==== Excerpted data ====

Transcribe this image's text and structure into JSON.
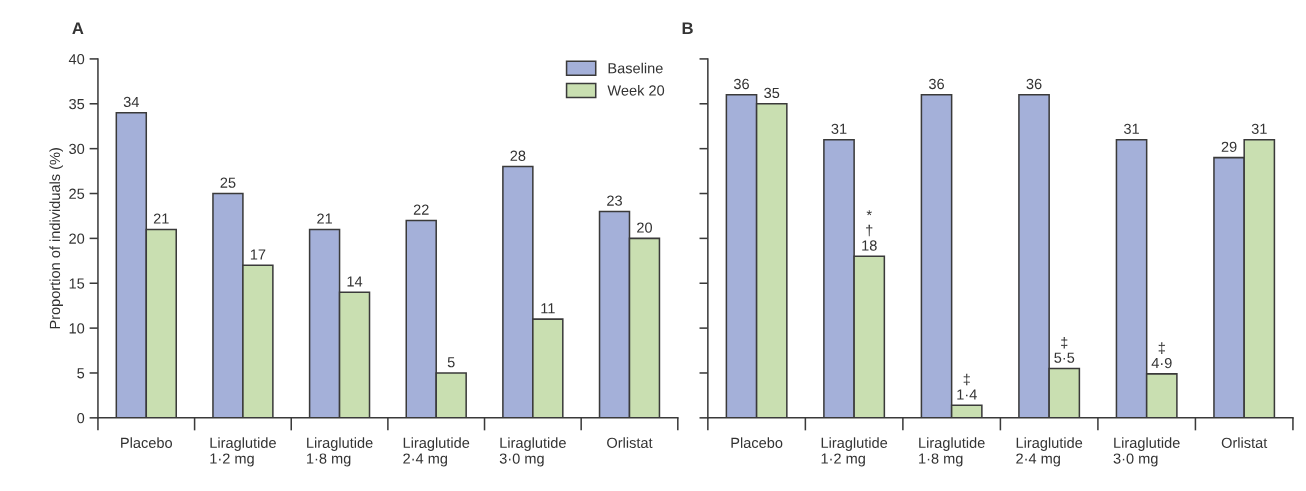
{
  "chart_data": [
    {
      "type": "bar",
      "title": "A",
      "ylabel": "Proportion of individuals (%)",
      "categories": [
        "Placebo",
        "Liraglutide\n1·2 mg",
        "Liraglutide\n1·8 mg",
        "Liraglutide\n2·4 mg",
        "Liraglutide\n3·0 mg",
        "Orlistat"
      ],
      "series": [
        {
          "name": "Baseline",
          "color": "#a4b0d9",
          "values": [
            34,
            25,
            21,
            22,
            28,
            23
          ]
        },
        {
          "name": "Week 20",
          "color": "#c9dfb1",
          "values": [
            21,
            17,
            14,
            5,
            11,
            20
          ]
        }
      ],
      "ylim": [
        0,
        40
      ],
      "yticks": [
        0,
        5,
        10,
        15,
        20,
        25,
        30,
        35,
        40
      ],
      "data_labels": true,
      "legend": "top right"
    },
    {
      "type": "bar",
      "title": "B",
      "categories": [
        "Placebo",
        "Liraglutide\n1·2 mg",
        "Liraglutide\n1·8 mg",
        "Liraglutide\n2·4 mg",
        "Liraglutide\n3·0 mg",
        "Orlistat"
      ],
      "series": [
        {
          "color": "#a4b0d9",
          "values": [
            36,
            31,
            36,
            36,
            31,
            29
          ],
          "value_labels": [
            "36",
            "31",
            "36",
            "36",
            "31",
            "29"
          ]
        },
        {
          "color": "#c9dfb1",
          "values": [
            35,
            18,
            1.4,
            5.5,
            4.9,
            31
          ],
          "value_labels": [
            "35",
            "*\n†\n18",
            "‡\n1·4",
            "‡\n5·5",
            "‡\n4·9",
            "31"
          ]
        }
      ],
      "ylim": [
        0,
        40
      ],
      "yticks": [
        0,
        5,
        10,
        15,
        20,
        25,
        30,
        35,
        40
      ],
      "tick_labels": "x"
    }
  ]
}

====

■ Exercise objective: Retype all of the entries exactly as written, leaving out any images.

■ Task result:
Transcribe this image's text and structure into JSON.
{
  "chart_data": [
    {
      "type": "bar",
      "title": "A",
      "ylabel": "Proportion of individuals (%)",
      "categories": [
        "Placebo",
        "Liraglutide\n1·2 mg",
        "Liraglutide\n1·8 mg",
        "Liraglutide\n2·4 mg",
        "Liraglutide\n3·0 mg",
        "Orlistat"
      ],
      "series": [
        {
          "name": "Baseline",
          "color": "#a4b0d9",
          "values": [
            34,
            25,
            21,
            22,
            28,
            23
          ]
        },
        {
          "name": "Week 20",
          "color": "#c9dfb1",
          "values": [
            21,
            17,
            14,
            5,
            11,
            20
          ]
        }
      ],
      "ylim": [
        0,
        40
      ],
      "yticks": [
        0,
        5,
        10,
        15,
        20,
        25,
        30,
        35,
        40
      ],
      "data_labels": true,
      "legend": "top right"
    },
    {
      "type": "bar",
      "title": "B",
      "categories": [
        "Placebo",
        "Liraglutide\n1·2 mg",
        "Liraglutide\n1·8 mg",
        "Liraglutide\n2·4 mg",
        "Liraglutide\n3·0 mg",
        "Orlistat"
      ],
      "series": [
        {
          "color": "#a4b0d9",
          "values": [
            36,
            31,
            36,
            36,
            31,
            29
          ],
          "value_labels": [
            "36",
            "31",
            "36",
            "36",
            "31",
            "29"
          ]
        },
        {
          "color": "#c9dfb1",
          "values": [
            35,
            18,
            1.4,
            5.5,
            4.9,
            31
          ],
          "value_labels": [
            "35",
            "*\n†\n18",
            "‡\n1·4",
            "‡\n5·5",
            "‡\n4·9",
            "31"
          ]
        }
      ],
      "ylim": [
        0,
        40
      ],
      "yticks": [
        0,
        5,
        10,
        15,
        20,
        25,
        30,
        35,
        40
      ],
      "tick_labels": "x"
    }
  ]
}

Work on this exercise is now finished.